Todos sabemos en qué consiste la lotería. Se trata de elegir un papelito con un número que puede ocultar un premio o un incentivo para comprar otro boleto. Sin embargo, existe una versión espiritual de esta lotería en la que todos los números ganan.
Lotería para rezar por los difuntos
La Navidad, justo después de los primeros días de noviembre, es el momento en el que más recordamos a nuestros seres queridos fallecidos. Visitamos sus tumbas, colocamos velas navideñas o pequeñas coronas de Navidad para recordar que, hasta hace poco se sentaban con nosotros a la mesa de Nochebuena. El recuerdo de los hermanos y hermanas difuntos también se cultiva en las órdenes religiosas.
En los monasterios redentoristas, normalmente junto al refectorio, es decir, el comedor, hay una pizarra con los nombres de todos los miembros difuntos de la provincia. Cada uno tiene su número, lo cual es importante, ya que junto a la placa hay una caja con papelitos. Los padres y hermanos sacan un papelito al azar y luego rezan por el redentorista que se esconde detrás de ese número: a veces es un simple "descansa en paz", otras veces son todas las oraciones de ese día.
****************************************
*EJERCICIOS Y TAREAS*
(a) Responde estas preguntas sobre el texto de la lotería por los difuntos:
(i) ¿Qué tiene de particular la versión espiritual de la lotería?
(ii) ¿En qué época recordamos más a nuestros seres queridos fallecidos?
(iii) ¿Qué hay normalmente junto al refectorio en los monasterios redentoristas?
(b) Escribe la continuación del texto sobre la lotería por los difuntos a partir de su última oración.

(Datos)
****************************************
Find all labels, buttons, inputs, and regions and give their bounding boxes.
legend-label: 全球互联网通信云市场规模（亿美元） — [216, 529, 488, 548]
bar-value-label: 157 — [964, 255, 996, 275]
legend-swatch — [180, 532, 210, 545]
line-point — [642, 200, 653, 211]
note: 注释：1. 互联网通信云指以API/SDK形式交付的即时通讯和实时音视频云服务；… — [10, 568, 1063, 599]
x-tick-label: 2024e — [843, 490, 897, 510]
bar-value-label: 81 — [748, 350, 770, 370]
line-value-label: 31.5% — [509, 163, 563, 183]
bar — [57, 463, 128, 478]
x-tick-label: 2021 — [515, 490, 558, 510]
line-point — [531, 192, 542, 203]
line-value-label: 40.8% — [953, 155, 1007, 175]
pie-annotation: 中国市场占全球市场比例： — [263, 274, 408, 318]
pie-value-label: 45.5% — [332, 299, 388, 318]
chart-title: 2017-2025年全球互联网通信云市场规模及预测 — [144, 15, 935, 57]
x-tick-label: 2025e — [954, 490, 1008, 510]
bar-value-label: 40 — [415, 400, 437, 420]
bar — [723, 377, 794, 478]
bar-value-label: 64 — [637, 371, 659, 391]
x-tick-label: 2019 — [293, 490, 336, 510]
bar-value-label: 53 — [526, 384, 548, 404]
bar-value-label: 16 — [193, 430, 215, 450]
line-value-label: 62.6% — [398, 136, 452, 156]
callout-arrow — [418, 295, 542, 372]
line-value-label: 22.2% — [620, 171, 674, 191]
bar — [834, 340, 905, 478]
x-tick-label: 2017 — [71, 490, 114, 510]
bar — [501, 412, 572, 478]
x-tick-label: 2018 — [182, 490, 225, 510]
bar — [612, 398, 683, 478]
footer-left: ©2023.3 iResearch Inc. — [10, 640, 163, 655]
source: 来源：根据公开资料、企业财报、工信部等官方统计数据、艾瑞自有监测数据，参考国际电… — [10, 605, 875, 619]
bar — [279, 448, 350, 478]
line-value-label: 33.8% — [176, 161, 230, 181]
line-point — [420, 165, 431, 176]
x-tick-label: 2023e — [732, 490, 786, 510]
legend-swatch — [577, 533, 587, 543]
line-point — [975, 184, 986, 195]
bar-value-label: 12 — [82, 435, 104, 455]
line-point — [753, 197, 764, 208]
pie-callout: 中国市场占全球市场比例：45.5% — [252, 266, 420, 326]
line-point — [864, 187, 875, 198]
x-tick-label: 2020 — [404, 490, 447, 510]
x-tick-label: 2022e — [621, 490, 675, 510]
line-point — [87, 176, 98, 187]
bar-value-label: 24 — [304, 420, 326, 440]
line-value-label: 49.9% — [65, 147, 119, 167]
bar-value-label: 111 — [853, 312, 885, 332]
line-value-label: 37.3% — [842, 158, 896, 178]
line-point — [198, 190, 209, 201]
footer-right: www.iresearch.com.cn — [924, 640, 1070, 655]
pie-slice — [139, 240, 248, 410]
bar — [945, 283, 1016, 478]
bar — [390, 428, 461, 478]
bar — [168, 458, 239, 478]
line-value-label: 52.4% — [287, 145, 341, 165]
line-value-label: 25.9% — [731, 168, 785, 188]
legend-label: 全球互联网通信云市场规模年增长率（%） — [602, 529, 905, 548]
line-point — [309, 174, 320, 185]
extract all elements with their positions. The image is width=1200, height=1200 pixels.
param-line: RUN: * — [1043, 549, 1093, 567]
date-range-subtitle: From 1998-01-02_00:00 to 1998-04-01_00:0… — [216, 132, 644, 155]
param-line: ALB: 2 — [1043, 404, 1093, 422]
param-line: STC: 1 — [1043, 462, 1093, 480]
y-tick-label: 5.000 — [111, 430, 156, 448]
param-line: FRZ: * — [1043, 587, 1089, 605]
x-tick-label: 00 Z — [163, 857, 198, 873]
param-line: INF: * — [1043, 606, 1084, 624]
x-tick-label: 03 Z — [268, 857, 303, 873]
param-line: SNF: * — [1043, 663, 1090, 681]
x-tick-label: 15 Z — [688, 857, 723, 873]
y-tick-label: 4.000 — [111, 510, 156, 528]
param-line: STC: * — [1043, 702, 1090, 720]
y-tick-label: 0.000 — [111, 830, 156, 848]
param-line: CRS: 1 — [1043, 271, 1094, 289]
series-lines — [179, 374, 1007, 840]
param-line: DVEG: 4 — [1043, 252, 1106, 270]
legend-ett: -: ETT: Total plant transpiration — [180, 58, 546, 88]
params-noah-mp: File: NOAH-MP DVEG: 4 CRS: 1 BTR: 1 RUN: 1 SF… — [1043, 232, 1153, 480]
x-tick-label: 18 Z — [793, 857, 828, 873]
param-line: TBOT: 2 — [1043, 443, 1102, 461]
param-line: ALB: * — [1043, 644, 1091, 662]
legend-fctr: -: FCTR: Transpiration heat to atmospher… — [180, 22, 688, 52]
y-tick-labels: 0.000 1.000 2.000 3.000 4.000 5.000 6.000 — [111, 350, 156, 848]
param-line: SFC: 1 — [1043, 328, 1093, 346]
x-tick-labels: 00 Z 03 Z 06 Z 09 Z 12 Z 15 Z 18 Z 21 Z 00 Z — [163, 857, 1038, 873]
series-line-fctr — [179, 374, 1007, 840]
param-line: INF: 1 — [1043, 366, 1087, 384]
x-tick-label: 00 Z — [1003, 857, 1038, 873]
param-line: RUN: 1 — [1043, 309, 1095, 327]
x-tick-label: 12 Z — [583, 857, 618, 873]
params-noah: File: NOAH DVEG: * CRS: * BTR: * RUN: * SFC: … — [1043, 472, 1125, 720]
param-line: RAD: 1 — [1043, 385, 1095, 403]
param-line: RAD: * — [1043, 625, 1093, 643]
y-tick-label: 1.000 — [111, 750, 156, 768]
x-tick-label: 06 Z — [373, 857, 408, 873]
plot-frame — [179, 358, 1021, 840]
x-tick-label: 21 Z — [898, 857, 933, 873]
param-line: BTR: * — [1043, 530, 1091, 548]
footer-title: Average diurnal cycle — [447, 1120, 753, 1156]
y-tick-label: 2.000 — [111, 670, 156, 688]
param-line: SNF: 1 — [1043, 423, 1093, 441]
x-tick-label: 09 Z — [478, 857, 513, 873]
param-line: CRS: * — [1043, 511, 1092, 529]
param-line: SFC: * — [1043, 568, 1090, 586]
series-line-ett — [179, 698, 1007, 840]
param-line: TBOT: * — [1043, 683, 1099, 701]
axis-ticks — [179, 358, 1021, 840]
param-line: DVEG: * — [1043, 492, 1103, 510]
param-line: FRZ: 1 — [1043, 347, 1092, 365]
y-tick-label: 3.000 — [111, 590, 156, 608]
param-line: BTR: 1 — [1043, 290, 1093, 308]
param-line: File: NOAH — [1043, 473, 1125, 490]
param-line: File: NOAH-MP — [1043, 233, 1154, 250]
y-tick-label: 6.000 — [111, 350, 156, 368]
****************************************
*RESPUESTAS*
(a)
(i) En ella todos los números ganan.
(ii) En Navidad.
(iii) Una pizarra con los nombres de todos los miembros difuntos de la provincia.

(b)
Para rezar en casa
Podemos preparar un cuadro similar con los nombres de nuestros antepasados en casa. No solo será un acto de misericordia, sino también una lección de historia familiar para los más pequeños.
También podemos preparar una lotería de oración por los miembros vivos de la familia o los compañeros de trabajo. Antes de salir de casa, sorteamos un nombre, ya sea de un miembro de la familia o de un conocido, y así tenemos más motivación para rezar durante todo el día por esa persona.
¡Es una lotería que no cuesta nada y en la que todos ganan!